--- START OF Records provided ---

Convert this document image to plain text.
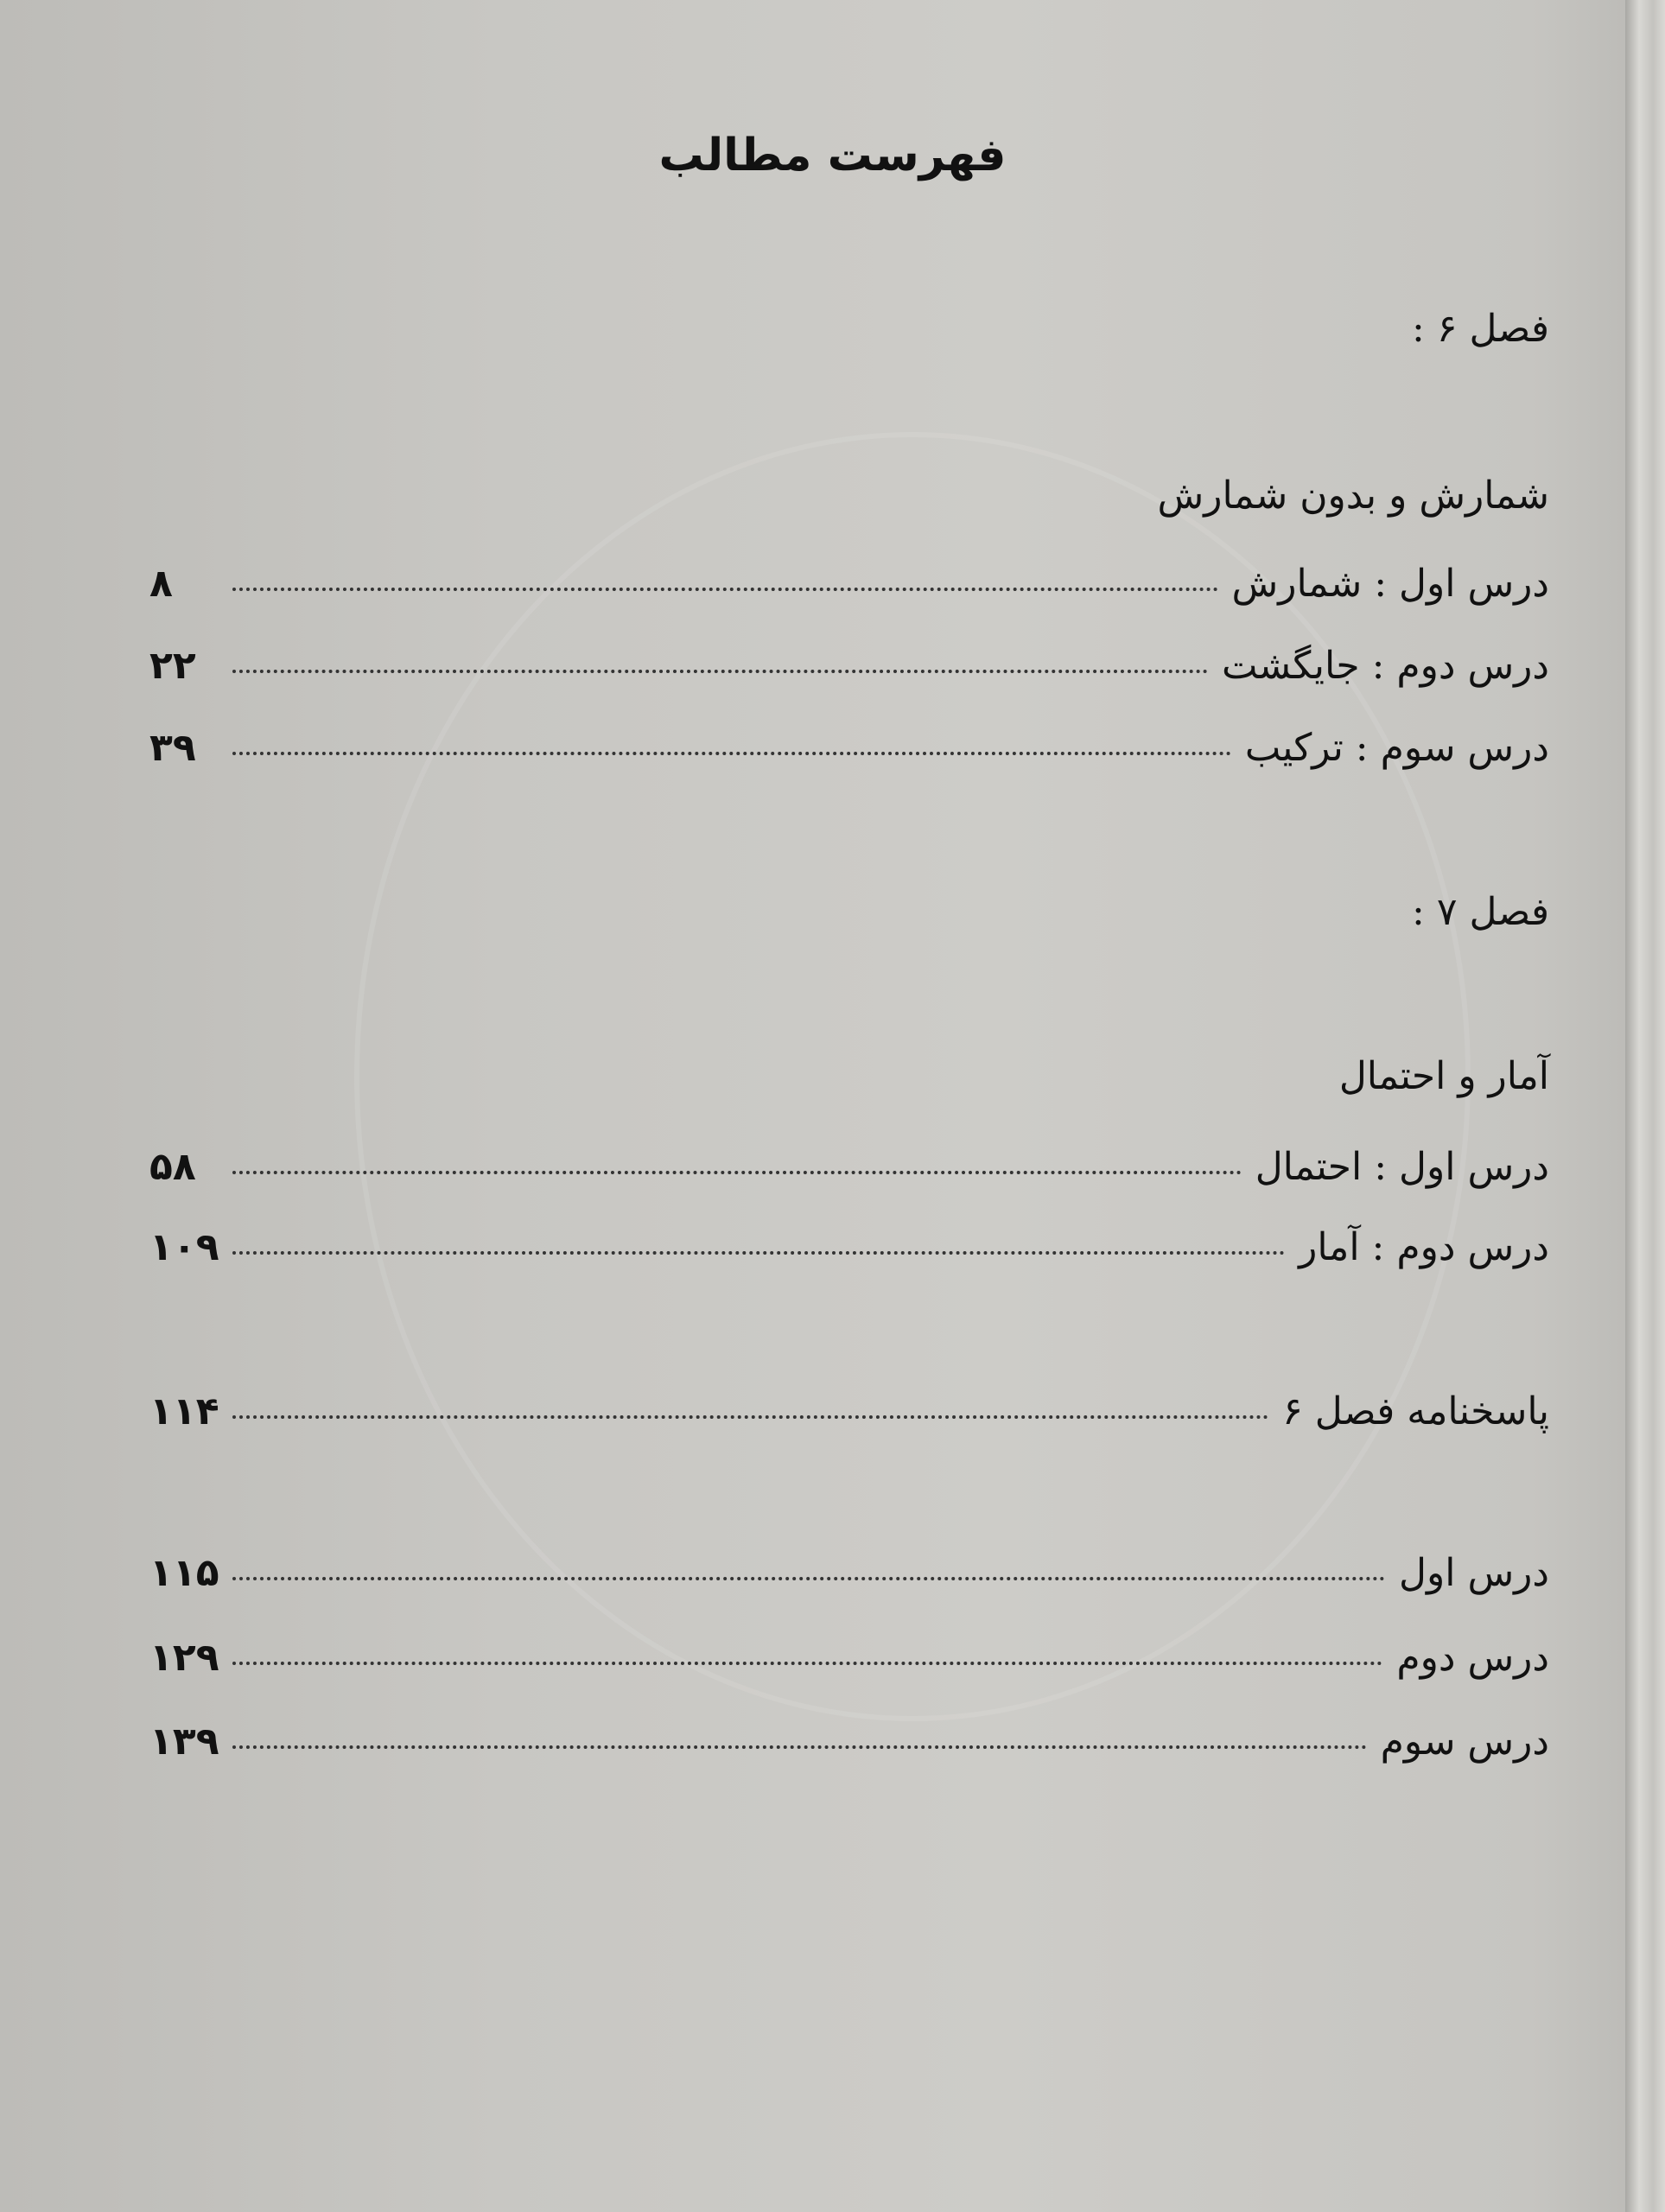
فهرست مطالب
فصل ۶ :
شمارش و بدون شمارش
درس اول : شمارش
۸
درس دوم : جایگشت
۲۲
درس سوم : ترکیب
۳۹
فصل ۷ :
آمار و احتمال
درس اول : احتمال
۵۸
درس دوم : آمار
۱۰۹
پاسخنامه فصل ۶
۱۱۴
درس اول
۱۱۵
درس دوم
۱۲۹
درس سوم
۱۳۹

--- END OF Records provided ---

§ **Problem to solve**
Leave out the pictures, and give all the records again exactly.

§ **Answer to the task**
Convert this document image to plain text.
فهرست مطالب
فصل ۶ :
شمارش و بدون شمارش
درس اول : شمارش
۸
درس دوم : جایگشت
۲۲
درس سوم : ترکیب
۳۹
فصل ۷ :
آمار و احتمال
درس اول : احتمال
۵۸
درس دوم : آمار
۱۰۹
پاسخنامه فصل ۶
۱۱۴
درس اول
۱۱۵
درس دوم
۱۲۹
درس سوم
۱۳۹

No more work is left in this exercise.